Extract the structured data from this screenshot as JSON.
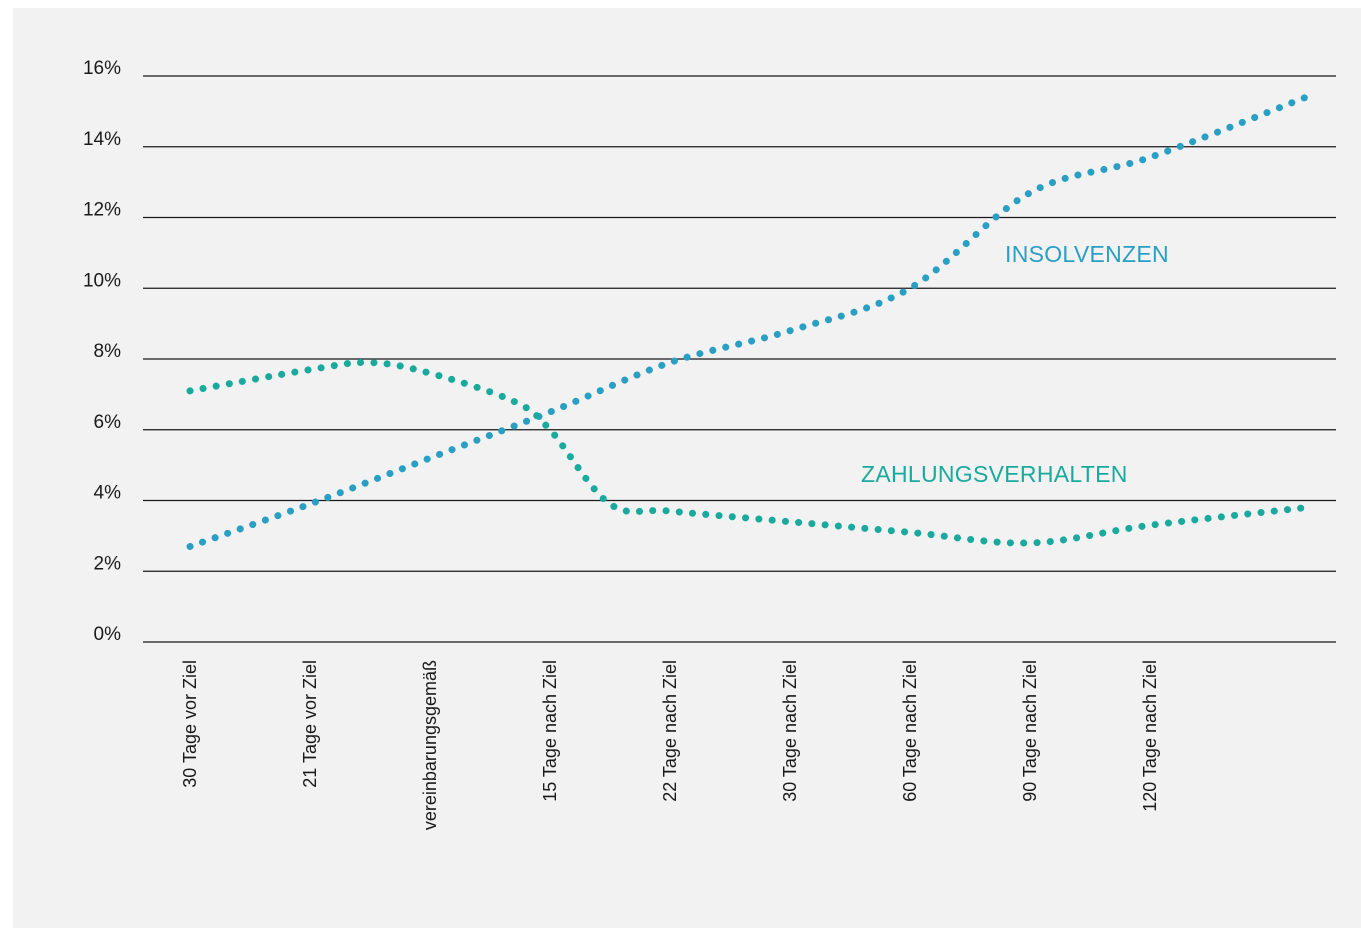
{
  "chart_data": {
    "type": "line",
    "title": "",
    "xlabel": "",
    "ylabel": "",
    "ylim": [
      0,
      16
    ],
    "yticks": [
      "0%",
      "2%",
      "4%",
      "6%",
      "8%",
      "10%",
      "12%",
      "14%",
      "16%"
    ],
    "categories": [
      "30 Tage vor Ziel",
      "21 Tage vor Ziel",
      "vereinbarungsgemäß",
      "15 Tage nach Ziel",
      "22 Tage nach Ziel",
      "30 Tage nach Ziel",
      "60 Tage nach Ziel",
      "90 Tage nach Ziel",
      "120 Tage nach Ziel"
    ],
    "grid": true,
    "line_style": "dotted",
    "series": [
      {
        "name": "INSOLVENZEN",
        "color": "#2a9fc4",
        "points": [
          [
            0,
            2.7
          ],
          [
            1,
            3.9
          ],
          [
            2,
            5.2
          ],
          [
            3,
            6.5
          ],
          [
            4,
            7.9
          ],
          [
            5,
            8.8
          ],
          [
            6,
            10.0
          ],
          [
            7,
            12.7
          ],
          [
            8,
            13.7
          ],
          [
            9.3,
            15.4
          ]
        ]
      },
      {
        "name": "ZAHLUNGSVERHALTEN",
        "color": "#1aaa9d",
        "points": [
          [
            0,
            7.1
          ],
          [
            1,
            7.7
          ],
          [
            1.5,
            7.9
          ],
          [
            2,
            7.6
          ],
          [
            2.7,
            6.8
          ],
          [
            3,
            6.0
          ],
          [
            3.5,
            3.9
          ],
          [
            4,
            3.7
          ],
          [
            5,
            3.4
          ],
          [
            6,
            3.1
          ],
          [
            7,
            2.8
          ],
          [
            8,
            3.3
          ],
          [
            9.3,
            3.8
          ]
        ]
      }
    ]
  }
}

Stated goal:
Take every line containing the word "name" and copy it.

Answer:
        "name": "INSOLVENZEN",
        "name": "ZAHLUNGSVERHALTEN",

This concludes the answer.